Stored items
━━━━━━━━━━━━━━━━━━━━━━━━━━━━━━
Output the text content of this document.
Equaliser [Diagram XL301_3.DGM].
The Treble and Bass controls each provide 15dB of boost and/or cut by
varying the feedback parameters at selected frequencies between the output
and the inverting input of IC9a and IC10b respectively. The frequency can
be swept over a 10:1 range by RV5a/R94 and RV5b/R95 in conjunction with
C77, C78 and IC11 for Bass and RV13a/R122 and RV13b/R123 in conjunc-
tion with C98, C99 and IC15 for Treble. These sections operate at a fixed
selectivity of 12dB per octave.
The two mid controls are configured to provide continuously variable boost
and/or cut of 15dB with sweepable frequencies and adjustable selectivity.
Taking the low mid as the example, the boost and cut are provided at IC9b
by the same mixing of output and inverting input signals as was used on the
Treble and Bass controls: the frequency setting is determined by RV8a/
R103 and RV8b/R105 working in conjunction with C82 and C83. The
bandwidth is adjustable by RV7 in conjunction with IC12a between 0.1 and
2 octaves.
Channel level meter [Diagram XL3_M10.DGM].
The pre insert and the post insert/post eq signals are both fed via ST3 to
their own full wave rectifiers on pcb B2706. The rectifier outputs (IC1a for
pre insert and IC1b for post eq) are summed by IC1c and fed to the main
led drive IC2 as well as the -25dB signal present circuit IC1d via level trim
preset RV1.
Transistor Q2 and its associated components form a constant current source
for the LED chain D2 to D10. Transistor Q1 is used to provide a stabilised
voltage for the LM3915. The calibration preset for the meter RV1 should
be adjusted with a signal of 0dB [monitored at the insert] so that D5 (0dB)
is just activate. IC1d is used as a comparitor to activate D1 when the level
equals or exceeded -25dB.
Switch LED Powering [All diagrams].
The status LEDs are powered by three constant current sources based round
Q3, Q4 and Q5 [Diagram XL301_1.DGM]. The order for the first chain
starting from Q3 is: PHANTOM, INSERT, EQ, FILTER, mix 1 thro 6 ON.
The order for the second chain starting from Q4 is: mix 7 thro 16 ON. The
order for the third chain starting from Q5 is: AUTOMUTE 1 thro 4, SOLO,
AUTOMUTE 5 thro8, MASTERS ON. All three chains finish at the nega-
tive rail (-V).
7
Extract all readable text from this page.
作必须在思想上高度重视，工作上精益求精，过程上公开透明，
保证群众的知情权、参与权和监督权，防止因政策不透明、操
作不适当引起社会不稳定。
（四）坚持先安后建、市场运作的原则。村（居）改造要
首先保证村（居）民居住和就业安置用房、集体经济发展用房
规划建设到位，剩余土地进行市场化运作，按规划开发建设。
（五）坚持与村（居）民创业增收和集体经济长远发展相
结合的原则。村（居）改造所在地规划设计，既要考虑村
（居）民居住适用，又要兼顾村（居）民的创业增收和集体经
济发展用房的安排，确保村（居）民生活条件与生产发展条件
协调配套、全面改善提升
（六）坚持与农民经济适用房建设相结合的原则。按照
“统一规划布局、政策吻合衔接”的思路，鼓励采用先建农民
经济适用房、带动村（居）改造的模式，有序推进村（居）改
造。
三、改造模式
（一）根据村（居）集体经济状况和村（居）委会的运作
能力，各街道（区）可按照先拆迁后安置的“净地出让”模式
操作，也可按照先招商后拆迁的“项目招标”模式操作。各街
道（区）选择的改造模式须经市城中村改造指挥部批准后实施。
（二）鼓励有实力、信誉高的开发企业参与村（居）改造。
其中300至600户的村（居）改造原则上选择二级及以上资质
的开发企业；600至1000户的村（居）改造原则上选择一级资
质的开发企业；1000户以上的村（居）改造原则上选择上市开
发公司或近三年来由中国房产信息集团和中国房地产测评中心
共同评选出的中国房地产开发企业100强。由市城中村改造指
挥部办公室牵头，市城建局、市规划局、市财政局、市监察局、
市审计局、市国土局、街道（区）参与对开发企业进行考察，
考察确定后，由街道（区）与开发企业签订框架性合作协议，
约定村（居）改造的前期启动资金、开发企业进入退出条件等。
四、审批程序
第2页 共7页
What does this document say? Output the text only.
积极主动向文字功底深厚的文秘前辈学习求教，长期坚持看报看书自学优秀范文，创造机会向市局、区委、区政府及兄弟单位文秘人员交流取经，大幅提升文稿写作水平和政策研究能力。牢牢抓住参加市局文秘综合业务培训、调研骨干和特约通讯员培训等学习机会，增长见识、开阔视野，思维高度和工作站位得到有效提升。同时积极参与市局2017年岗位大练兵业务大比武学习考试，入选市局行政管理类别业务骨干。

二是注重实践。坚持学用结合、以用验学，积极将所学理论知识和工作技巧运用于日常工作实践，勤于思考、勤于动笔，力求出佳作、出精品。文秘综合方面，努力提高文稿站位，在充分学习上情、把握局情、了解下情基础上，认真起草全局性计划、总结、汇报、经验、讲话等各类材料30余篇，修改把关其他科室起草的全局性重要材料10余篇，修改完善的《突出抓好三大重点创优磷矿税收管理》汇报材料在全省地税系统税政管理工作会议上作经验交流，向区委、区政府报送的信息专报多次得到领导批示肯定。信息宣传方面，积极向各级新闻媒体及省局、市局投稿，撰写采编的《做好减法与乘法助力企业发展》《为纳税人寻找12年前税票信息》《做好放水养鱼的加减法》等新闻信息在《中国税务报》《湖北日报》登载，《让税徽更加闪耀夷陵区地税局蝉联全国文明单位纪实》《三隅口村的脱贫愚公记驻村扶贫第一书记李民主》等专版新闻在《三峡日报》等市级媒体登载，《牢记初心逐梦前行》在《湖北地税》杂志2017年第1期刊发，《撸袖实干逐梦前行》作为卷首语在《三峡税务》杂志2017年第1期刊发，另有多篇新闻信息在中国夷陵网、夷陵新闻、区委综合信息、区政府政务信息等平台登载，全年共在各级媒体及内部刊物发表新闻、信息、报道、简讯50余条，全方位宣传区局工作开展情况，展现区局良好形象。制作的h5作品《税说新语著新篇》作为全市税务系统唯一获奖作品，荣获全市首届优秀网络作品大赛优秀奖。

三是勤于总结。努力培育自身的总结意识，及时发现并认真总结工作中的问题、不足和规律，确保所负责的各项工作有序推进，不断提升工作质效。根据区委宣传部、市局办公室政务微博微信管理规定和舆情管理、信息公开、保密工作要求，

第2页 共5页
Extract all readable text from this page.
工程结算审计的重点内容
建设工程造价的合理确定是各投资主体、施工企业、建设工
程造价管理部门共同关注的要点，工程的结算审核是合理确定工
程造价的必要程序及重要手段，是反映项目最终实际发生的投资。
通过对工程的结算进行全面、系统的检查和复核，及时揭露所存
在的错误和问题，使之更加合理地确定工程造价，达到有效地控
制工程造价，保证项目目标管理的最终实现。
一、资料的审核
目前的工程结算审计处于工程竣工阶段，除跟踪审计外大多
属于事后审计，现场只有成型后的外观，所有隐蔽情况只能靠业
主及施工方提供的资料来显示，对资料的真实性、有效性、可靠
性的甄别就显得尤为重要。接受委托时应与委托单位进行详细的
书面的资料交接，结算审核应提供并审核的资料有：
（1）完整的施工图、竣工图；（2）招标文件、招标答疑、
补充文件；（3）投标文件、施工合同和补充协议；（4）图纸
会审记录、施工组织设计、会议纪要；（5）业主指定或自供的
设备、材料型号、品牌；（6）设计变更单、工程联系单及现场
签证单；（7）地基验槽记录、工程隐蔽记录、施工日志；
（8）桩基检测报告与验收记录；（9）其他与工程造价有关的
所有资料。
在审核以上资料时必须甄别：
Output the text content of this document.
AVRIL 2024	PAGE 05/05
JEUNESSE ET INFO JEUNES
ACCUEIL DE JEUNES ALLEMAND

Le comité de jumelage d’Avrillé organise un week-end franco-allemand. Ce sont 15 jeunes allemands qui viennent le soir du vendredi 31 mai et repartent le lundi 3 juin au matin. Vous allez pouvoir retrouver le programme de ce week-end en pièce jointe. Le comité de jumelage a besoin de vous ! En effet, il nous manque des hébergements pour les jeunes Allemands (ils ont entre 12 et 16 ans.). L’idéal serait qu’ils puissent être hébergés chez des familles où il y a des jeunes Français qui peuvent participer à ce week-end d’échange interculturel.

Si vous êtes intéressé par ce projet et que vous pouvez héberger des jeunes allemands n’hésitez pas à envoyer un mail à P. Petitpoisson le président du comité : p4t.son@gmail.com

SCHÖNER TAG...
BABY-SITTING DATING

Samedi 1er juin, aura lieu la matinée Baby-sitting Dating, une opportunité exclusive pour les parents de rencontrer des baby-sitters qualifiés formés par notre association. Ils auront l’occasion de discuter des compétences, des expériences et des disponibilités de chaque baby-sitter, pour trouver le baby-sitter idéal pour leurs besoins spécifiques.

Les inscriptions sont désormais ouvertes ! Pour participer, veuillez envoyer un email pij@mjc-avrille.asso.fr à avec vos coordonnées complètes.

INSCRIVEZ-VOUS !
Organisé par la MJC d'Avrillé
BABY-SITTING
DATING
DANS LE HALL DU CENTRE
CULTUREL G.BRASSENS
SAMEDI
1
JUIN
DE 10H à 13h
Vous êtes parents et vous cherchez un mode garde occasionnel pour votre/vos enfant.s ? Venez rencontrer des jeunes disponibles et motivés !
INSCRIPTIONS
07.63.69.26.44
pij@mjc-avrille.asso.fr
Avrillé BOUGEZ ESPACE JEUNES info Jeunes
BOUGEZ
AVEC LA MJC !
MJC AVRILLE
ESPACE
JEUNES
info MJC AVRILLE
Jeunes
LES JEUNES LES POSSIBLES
━━━━━━━━━━━━━━━━━━━━━━━━━━━━━━
*Task:*
Using the records above, gather all lines where the string "preset" is present.

*Problem solution:*
preset RV1.
voltage for the LM3915. The calibration preset for the meter RV1 should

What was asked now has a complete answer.